- _Short problem_
Output every line below without omitting or altering anything.

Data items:

☆ ☆ ☆ ☆

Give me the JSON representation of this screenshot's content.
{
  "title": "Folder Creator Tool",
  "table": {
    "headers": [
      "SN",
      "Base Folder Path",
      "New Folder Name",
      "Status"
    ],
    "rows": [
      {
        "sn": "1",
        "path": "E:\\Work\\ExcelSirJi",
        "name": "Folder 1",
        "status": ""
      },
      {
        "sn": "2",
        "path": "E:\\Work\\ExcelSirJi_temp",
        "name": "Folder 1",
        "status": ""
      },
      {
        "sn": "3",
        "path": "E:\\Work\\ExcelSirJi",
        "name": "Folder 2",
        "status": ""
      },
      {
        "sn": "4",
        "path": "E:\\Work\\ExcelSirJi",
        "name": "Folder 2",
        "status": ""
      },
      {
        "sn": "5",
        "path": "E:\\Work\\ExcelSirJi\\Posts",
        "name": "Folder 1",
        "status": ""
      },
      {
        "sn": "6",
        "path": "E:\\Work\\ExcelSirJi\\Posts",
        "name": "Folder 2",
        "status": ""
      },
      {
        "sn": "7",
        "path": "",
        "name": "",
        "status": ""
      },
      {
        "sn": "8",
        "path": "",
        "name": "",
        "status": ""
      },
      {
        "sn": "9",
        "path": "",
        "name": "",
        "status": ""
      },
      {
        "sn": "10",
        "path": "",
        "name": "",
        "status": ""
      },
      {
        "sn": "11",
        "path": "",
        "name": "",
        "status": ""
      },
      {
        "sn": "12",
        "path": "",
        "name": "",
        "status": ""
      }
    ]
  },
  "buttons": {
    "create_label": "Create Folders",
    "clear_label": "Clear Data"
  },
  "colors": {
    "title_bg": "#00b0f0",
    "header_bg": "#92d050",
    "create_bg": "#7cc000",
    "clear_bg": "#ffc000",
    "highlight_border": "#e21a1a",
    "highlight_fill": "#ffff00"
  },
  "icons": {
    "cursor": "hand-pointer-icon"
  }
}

☆ ☆ ☆ ☆

- _Answer below_
Give me the JSON representation of this screenshot's content.
{
  "title": "Folder Creator Tool",
  "table": {
    "headers": [
      "SN",
      "Base Folder Path",
      "New Folder Name",
      "Status"
    ],
    "rows": [
      {
        "sn": "1",
        "path": "E:\\Work\\ExcelSirJi",
        "name": "Folder 1",
        "status": ""
      },
      {
        "sn": "2",
        "path": "E:\\Work\\ExcelSirJi_temp",
        "name": "Folder 1",
        "status": ""
      },
      {
        "sn": "3",
        "path": "E:\\Work\\ExcelSirJi",
        "name": "Folder 2",
        "status": ""
      },
      {
        "sn": "4",
        "path": "E:\\Work\\ExcelSirJi",
        "name": "Folder 2",
        "status": ""
      },
      {
        "sn": "5",
        "path": "E:\\Work\\ExcelSirJi\\Posts",
        "name": "Folder 1",
        "status": ""
      },
      {
        "sn": "6",
        "path": "E:\\Work\\ExcelSirJi\\Posts",
        "name": "Folder 2",
        "status": ""
      },
      {
        "sn": "7",
        "path": "",
        "name": "",
        "status": ""
      },
      {
        "sn": "8",
        "path": "",
        "name": "",
        "status": ""
      },
      {
        "sn": "9",
        "path": "",
        "name": "",
        "status": ""
      },
      {
        "sn": "10",
        "path": "",
        "name": "",
        "status": ""
      },
      {
        "sn": "11",
        "path": "",
        "name": "",
        "status": ""
      },
      {
        "sn": "12",
        "path": "",
        "name": "",
        "status": ""
      }
    ]
  },
  "buttons": {
    "create_label": "Create Folders",
    "clear_label": "Clear Data"
  },
  "colors": {
    "title_bg": "#00b0f0",
    "header_bg": "#92d050",
    "create_bg": "#7cc000",
    "clear_bg": "#ffc000",
    "highlight_border": "#e21a1a",
    "highlight_fill": "#ffff00"
  },
  "icons": {
    "cursor": "hand-pointer-icon"
  }
}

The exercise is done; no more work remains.